--- start EXERCISE INPUTS ---
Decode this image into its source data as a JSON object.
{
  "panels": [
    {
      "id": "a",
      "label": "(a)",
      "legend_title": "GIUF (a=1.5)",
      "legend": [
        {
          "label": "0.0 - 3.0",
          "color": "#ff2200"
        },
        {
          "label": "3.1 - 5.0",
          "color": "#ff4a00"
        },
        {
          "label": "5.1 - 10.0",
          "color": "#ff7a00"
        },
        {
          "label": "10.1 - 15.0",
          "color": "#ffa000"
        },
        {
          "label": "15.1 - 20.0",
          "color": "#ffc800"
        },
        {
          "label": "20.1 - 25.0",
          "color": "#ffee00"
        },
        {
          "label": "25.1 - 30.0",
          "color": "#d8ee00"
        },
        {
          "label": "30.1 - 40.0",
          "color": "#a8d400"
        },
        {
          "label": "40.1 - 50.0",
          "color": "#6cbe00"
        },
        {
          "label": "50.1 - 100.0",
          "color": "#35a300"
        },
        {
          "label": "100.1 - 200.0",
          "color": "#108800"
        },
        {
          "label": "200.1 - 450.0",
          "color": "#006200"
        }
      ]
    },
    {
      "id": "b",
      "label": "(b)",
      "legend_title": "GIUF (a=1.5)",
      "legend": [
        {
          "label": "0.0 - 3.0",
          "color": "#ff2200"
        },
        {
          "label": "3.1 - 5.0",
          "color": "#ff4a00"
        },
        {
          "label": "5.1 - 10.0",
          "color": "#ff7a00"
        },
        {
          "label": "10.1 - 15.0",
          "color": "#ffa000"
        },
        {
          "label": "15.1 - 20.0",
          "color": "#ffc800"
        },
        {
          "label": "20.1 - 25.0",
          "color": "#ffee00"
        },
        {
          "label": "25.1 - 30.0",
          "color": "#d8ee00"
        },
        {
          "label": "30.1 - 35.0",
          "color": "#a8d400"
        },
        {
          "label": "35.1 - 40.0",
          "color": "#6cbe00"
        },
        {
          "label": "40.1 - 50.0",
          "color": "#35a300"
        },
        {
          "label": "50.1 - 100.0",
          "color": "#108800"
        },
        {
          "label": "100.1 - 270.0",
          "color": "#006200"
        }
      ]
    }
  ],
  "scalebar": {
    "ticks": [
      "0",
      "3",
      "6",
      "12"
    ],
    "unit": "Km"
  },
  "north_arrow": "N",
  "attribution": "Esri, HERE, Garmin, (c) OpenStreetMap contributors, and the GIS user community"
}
--- end EXERCISE INPUTS ---
PROBLEM DESCRIPTION —
Quote each line of the listing above exactly.

RESPONSE TO THE EXERCISE —
Decode this image into its source data as a JSON object.
{
  "panels": [
    {
      "id": "a",
      "label": "(a)",
      "legend_title": "GIUF (a=1.5)",
      "legend": [
        {
          "label": "0.0 - 3.0",
          "color": "#ff2200"
        },
        {
          "label": "3.1 - 5.0",
          "color": "#ff4a00"
        },
        {
          "label": "5.1 - 10.0",
          "color": "#ff7a00"
        },
        {
          "label": "10.1 - 15.0",
          "color": "#ffa000"
        },
        {
          "label": "15.1 - 20.0",
          "color": "#ffc800"
        },
        {
          "label": "20.1 - 25.0",
          "color": "#ffee00"
        },
        {
          "label": "25.1 - 30.0",
          "color": "#d8ee00"
        },
        {
          "label": "30.1 - 40.0",
          "color": "#a8d400"
        },
        {
          "label": "40.1 - 50.0",
          "color": "#6cbe00"
        },
        {
          "label": "50.1 - 100.0",
          "color": "#35a300"
        },
        {
          "label": "100.1 - 200.0",
          "color": "#108800"
        },
        {
          "label": "200.1 - 450.0",
          "color": "#006200"
        }
      ]
    },
    {
      "id": "b",
      "label": "(b)",
      "legend_title": "GIUF (a=1.5)",
      "legend": [
        {
          "label": "0.0 - 3.0",
          "color": "#ff2200"
        },
        {
          "label": "3.1 - 5.0",
          "color": "#ff4a00"
        },
        {
          "label": "5.1 - 10.0",
          "color": "#ff7a00"
        },
        {
          "label": "10.1 - 15.0",
          "color": "#ffa000"
        },
        {
          "label": "15.1 - 20.0",
          "color": "#ffc800"
        },
        {
          "label": "20.1 - 25.0",
          "color": "#ffee00"
        },
        {
          "label": "25.1 - 30.0",
          "color": "#d8ee00"
        },
        {
          "label": "30.1 - 35.0",
          "color": "#a8d400"
        },
        {
          "label": "35.1 - 40.0",
          "color": "#6cbe00"
        },
        {
          "label": "40.1 - 50.0",
          "color": "#35a300"
        },
        {
          "label": "50.1 - 100.0",
          "color": "#108800"
        },
        {
          "label": "100.1 - 270.0",
          "color": "#006200"
        }
      ]
    }
  ],
  "scalebar": {
    "ticks": [
      "0",
      "3",
      "6",
      "12"
    ],
    "unit": "Km"
  },
  "north_arrow": "N",
  "attribution": "Esri, HERE, Garmin, (c) OpenStreetMap contributors, and the GIS user community"
}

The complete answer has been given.